┌─ Exercise materials

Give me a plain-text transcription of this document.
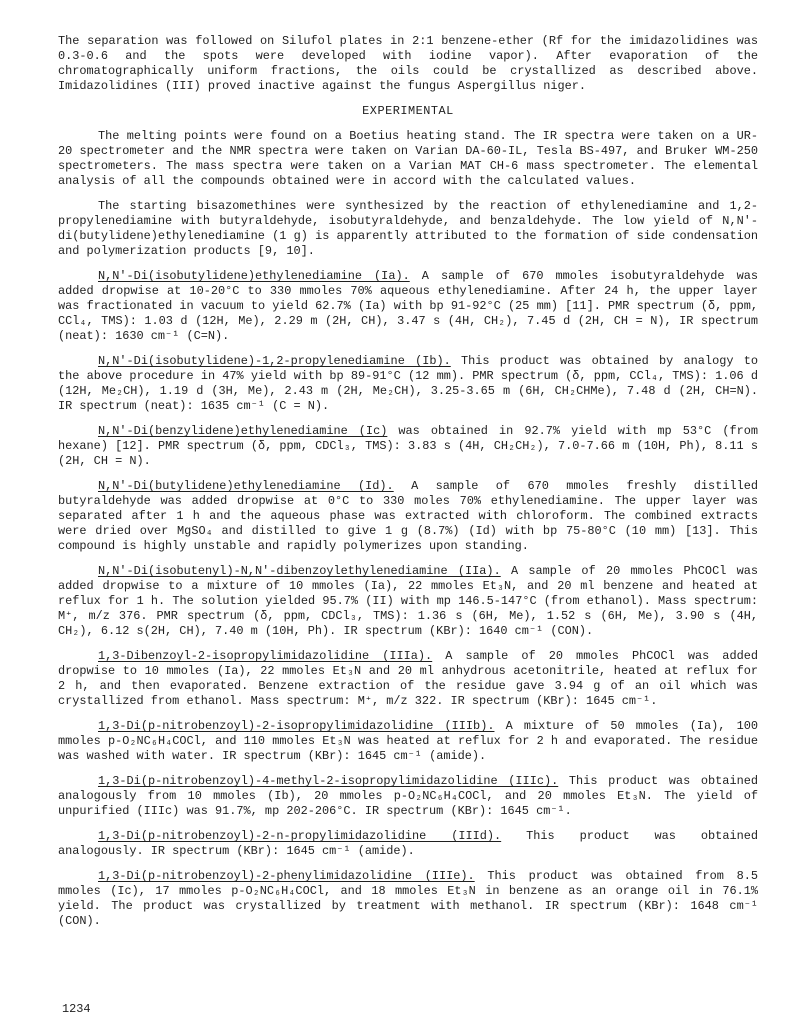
The separation was followed on Silufol plates in 2:1 benzene-ether (Rf for the imidazolidines was 0.3-0.6 and the spots were developed with iodine vapor). After evaporation of the chromatographically uniform fractions, the oils could be crystallized as described above. Imidazolidines (III) proved inactive against the fungus Aspergillus niger.

EXPERIMENTAL

The melting points were found on a Boetius heating stand. The IR spectra were taken on a UR-20 spectrometer and the NMR spectra were taken on Varian DA-60-IL, Tesla BS-497, and Bruker WM-250 spectrometers. The mass spectra were taken on a Varian MAT CH-6 mass spectrometer. The elemental analysis of all the compounds obtained were in accord with the calculated values.

The starting bisazomethines were synthesized by the reaction of ethylenediamine and 1,2-propylenediamine with butyraldehyde, isobutyraldehyde, and benzaldehyde. The low yield of N,N'-di(butylidene)ethylenediamine (1 g) is apparently attributed to the formation of side condensation and polymerization products [9, 10].

N,N'-Di(isobutylidene)ethylenediamine (Ia). A sample of 670 mmoles isobutyraldehyde was added dropwise at 10-20°C to 330 mmoles 70% aqueous ethylenediamine. After 24 h, the upper layer was fractionated in vacuum to yield 62.7% (Ia) with bp 91-92°C (25 mm) [11]. PMR spectrum (δ, ppm, CCl₄, TMS): 1.03 d (12H, Me), 2.29 m (2H, CH), 3.47 s (4H, CH₂), 7.45 d (2H, CH = N), IR spectrum (neat): 1630 cm⁻¹ (C=N).

N,N'-Di(isobutylidene)-1,2-propylenediamine (Ib). This product was obtained by analogy to the above procedure in 47% yield with bp 89-91°C (12 mm). PMR spectrum (δ, ppm, CCl₄, TMS): 1.06 d (12H, Me₂CH), 1.19 d (3H, Me), 2.43 m (2H, Me₂CH), 3.25-3.65 m (6H, CH₂CHMe), 7.48 d (2H, CH=N). IR spectrum (neat): 1635 cm⁻¹ (C = N).

N,N'-Di(benzylidene)ethylenediamine (Ic) was obtained in 92.7% yield with mp 53°C (from hexane) [12]. PMR spectrum (δ, ppm, CDCl₃, TMS): 3.83 s (4H, CH₂CH₂), 7.0-7.66 m (10H, Ph), 8.11 s (2H, CH = N).

N,N'-Di(butylidene)ethylenediamine (Id). A sample of 670 mmoles freshly distilled butyraldehyde was added dropwise at 0°C to 330 moles 70% ethylenediamine. The upper layer was separated after 1 h and the aqueous phase was extracted with chloroform. The combined extracts were dried over MgSO₄ and distilled to give 1 g (8.7%) (Id) with bp 75-80°C (10 mm) [13]. This compound is highly unstable and rapidly polymerizes upon standing.

N,N'-Di(isobutenyl)-N,N'-dibenzoylethylenediamine (IIa). A sample of 20 mmoles PhCOCl was added dropwise to a mixture of 10 mmoles (Ia), 22 mmoles Et₃N, and 20 ml benzene and heated at reflux for 1 h. The solution yielded 95.7% (II) with mp 146.5-147°C (from ethanol). Mass spectrum: M⁺, m/z 376. PMR spectrum (δ, ppm, CDCl₃, TMS): 1.36 s (6H, Me), 1.52 s (6H, Me), 3.90 s (4H, CH₂), 6.12 s(2H, CH), 7.40 m (10H, Ph). IR spectrum (KBr): 1640 cm⁻¹ (CON).

1,3-Dibenzoyl-2-isopropylimidazolidine (IIIa). A sample of 20 mmoles PhCOCl was added dropwise to 10 mmoles (Ia), 22 mmoles Et₃N and 20 ml anhydrous acetonitrile, heated at reflux for 2 h, and then evaporated. Benzene extraction of the residue gave 3.94 g of an oil which was crystallized from ethanol. Mass spectrum: M⁺, m/z 322. IR spectrum (KBr): 1645 cm⁻¹.

1,3-Di(p-nitrobenzoyl)-2-isopropylimidazolidine (IIIb). A mixture of 50 mmoles (Ia), 100 mmoles p-O₂NC₆H₄COCl, and 110 mmoles Et₃N was heated at reflux for 2 h and evaporated. The residue was washed with water. IR spectrum (KBr): 1645 cm⁻¹ (amide).

1,3-Di(p-nitrobenzoyl)-4-methyl-2-isopropylimidazolidine (IIIc). This product was obtained analogously from 10 mmoles (Ib), 20 mmoles p-O₂NC₆H₄COCl, and 20 mmoles Et₃N. The yield of unpurified (IIIc) was 91.7%, mp 202-206°C. IR spectrum (KBr): 1645 cm⁻¹.

1,3-Di(p-nitrobenzoyl)-2-n-propylimidazolidine (IIId). This product was obtained analogously. IR spectrum (KBr): 1645 cm⁻¹ (amide).

1,3-Di(p-nitrobenzoyl)-2-phenylimidazolidine (IIIe). This product was obtained from 8.5 mmoles (Ic), 17 mmoles p-O₂NC₆H₄COCl, and 18 mmoles Et₃N in benzene as an orange oil in 76.1% yield. The product was crystallized by treatment with methanol. IR spectrum (KBr): 1648 cm⁻¹ (CON).

1234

└─

Copy out the data above exactly, except the pictures.

## Exercise output
Give me a plain-text transcription of this document.
The separation was followed on Silufol plates in 2:1 benzene-ether (Rf for the imidazolidines was 0.3-0.6 and the spots were developed with iodine vapor). After evaporation of the chromatographically uniform fractions, the oils could be crystallized as described above. Imidazolidines (III) proved inactive against the fungus Aspergillus niger.

EXPERIMENTAL

The melting points were found on a Boetius heating stand. The IR spectra were taken on a UR-20 spectrometer and the NMR spectra were taken on Varian DA-60-IL, Tesla BS-497, and Bruker WM-250 spectrometers. The mass spectra were taken on a Varian MAT CH-6 mass spectrometer. The elemental analysis of all the compounds obtained were in accord with the calculated values.

The starting bisazomethines were synthesized by the reaction of ethylenediamine and 1,2-propylenediamine with butyraldehyde, isobutyraldehyde, and benzaldehyde. The low yield of N,N'-di(butylidene)ethylenediamine (1 g) is apparently attributed to the formation of side condensation and polymerization products [9, 10].

N,N'-Di(isobutylidene)ethylenediamine (Ia). A sample of 670 mmoles isobutyraldehyde was added dropwise at 10-20°C to 330 mmoles 70% aqueous ethylenediamine. After 24 h, the upper layer was fractionated in vacuum to yield 62.7% (Ia) with bp 91-92°C (25 mm) [11]. PMR spectrum (δ, ppm, CCl₄, TMS): 1.03 d (12H, Me), 2.29 m (2H, CH), 3.47 s (4H, CH₂), 7.45 d (2H, CH = N), IR spectrum (neat): 1630 cm⁻¹ (C=N).

N,N'-Di(isobutylidene)-1,2-propylenediamine (Ib). This product was obtained by analogy to the above procedure in 47% yield with bp 89-91°C (12 mm). PMR spectrum (δ, ppm, CCl₄, TMS): 1.06 d (12H, Me₂CH), 1.19 d (3H, Me), 2.43 m (2H, Me₂CH), 3.25-3.65 m (6H, CH₂CHMe), 7.48 d (2H, CH=N). IR spectrum (neat): 1635 cm⁻¹ (C = N).

N,N'-Di(benzylidene)ethylenediamine (Ic) was obtained in 92.7% yield with mp 53°C (from hexane) [12]. PMR spectrum (δ, ppm, CDCl₃, TMS): 3.83 s (4H, CH₂CH₂), 7.0-7.66 m (10H, Ph), 8.11 s (2H, CH = N).

N,N'-Di(butylidene)ethylenediamine (Id). A sample of 670 mmoles freshly distilled butyraldehyde was added dropwise at 0°C to 330 moles 70% ethylenediamine. The upper layer was separated after 1 h and the aqueous phase was extracted with chloroform. The combined extracts were dried over MgSO₄ and distilled to give 1 g (8.7%) (Id) with bp 75-80°C (10 mm) [13]. This compound is highly unstable and rapidly polymerizes upon standing.

N,N'-Di(isobutenyl)-N,N'-dibenzoylethylenediamine (IIa). A sample of 20 mmoles PhCOCl was added dropwise to a mixture of 10 mmoles (Ia), 22 mmoles Et₃N, and 20 ml benzene and heated at reflux for 1 h. The solution yielded 95.7% (II) with mp 146.5-147°C (from ethanol). Mass spectrum: M⁺, m/z 376. PMR spectrum (δ, ppm, CDCl₃, TMS): 1.36 s (6H, Me), 1.52 s (6H, Me), 3.90 s (4H, CH₂), 6.12 s(2H, CH), 7.40 m (10H, Ph). IR spectrum (KBr): 1640 cm⁻¹ (CON).

1,3-Dibenzoyl-2-isopropylimidazolidine (IIIa). A sample of 20 mmoles PhCOCl was added dropwise to 10 mmoles (Ia), 22 mmoles Et₃N and 20 ml anhydrous acetonitrile, heated at reflux for 2 h, and then evaporated. Benzene extraction of the residue gave 3.94 g of an oil which was crystallized from ethanol. Mass spectrum: M⁺, m/z 322. IR spectrum (KBr): 1645 cm⁻¹.

1,3-Di(p-nitrobenzoyl)-2-isopropylimidazolidine (IIIb). A mixture of 50 mmoles (Ia), 100 mmoles p-O₂NC₆H₄COCl, and 110 mmoles Et₃N was heated at reflux for 2 h and evaporated. The residue was washed with water. IR spectrum (KBr): 1645 cm⁻¹ (amide).

1,3-Di(p-nitrobenzoyl)-4-methyl-2-isopropylimidazolidine (IIIc). This product was obtained analogously from 10 mmoles (Ib), 20 mmoles p-O₂NC₆H₄COCl, and 20 mmoles Et₃N. The yield of unpurified (IIIc) was 91.7%, mp 202-206°C. IR spectrum (KBr): 1645 cm⁻¹.

1,3-Di(p-nitrobenzoyl)-2-n-propylimidazolidine (IIId). This product was obtained analogously. IR spectrum (KBr): 1645 cm⁻¹ (amide).

1,3-Di(p-nitrobenzoyl)-2-phenylimidazolidine (IIIe). This product was obtained from 8.5 mmoles (Ic), 17 mmoles p-O₂NC₆H₄COCl, and 18 mmoles Et₃N in benzene as an orange oil in 76.1% yield. The product was crystallized by treatment with methanol. IR spectrum (KBr): 1648 cm⁻¹ (CON).

1234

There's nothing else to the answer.